## WHAT NEEDS TO BE DONE:
Scan the data. Collect each line that contains the word "habían".

## DATA FOR THIS EXERCISE:
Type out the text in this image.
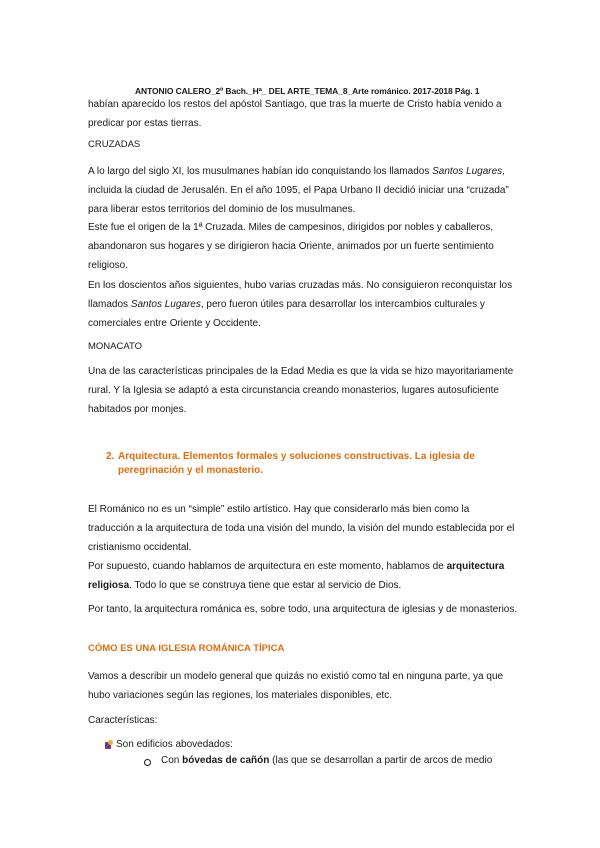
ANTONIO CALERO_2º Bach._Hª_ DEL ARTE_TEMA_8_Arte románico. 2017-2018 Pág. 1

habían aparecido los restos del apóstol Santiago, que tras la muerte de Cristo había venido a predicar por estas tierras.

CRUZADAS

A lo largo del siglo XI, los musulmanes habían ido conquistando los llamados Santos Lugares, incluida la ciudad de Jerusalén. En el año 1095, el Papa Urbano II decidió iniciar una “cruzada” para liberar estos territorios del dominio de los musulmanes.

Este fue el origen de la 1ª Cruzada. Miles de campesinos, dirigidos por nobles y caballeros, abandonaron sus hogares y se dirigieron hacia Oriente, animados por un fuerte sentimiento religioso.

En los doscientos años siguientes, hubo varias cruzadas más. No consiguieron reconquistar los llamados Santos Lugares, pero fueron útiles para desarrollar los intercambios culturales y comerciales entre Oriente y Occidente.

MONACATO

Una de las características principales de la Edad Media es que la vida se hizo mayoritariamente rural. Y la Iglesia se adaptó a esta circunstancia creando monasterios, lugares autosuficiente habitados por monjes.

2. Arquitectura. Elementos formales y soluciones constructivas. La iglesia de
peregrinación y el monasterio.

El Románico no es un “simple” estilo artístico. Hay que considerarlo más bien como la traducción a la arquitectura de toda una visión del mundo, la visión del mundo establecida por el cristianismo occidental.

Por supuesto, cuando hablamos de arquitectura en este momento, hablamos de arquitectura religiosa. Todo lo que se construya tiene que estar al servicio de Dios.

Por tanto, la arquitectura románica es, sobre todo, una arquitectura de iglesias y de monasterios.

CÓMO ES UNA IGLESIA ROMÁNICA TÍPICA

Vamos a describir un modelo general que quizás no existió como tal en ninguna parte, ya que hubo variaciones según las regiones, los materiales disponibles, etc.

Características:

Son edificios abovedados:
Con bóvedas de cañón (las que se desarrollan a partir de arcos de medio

## WRITTEN SOLUTION:
habían aparecido los restos del apóstol Santiago, que tras la muerte de Cristo había venido a predicar por estas tierras.
A lo largo del siglo XI, los musulmanes habían ido conquistando los llamados Santos Lugares, incluida la ciudad de Jerusalén. En el año 1095, el Papa Urbano II decidió iniciar una “cruzada” para liberar estos territorios del dominio de los musulmanes.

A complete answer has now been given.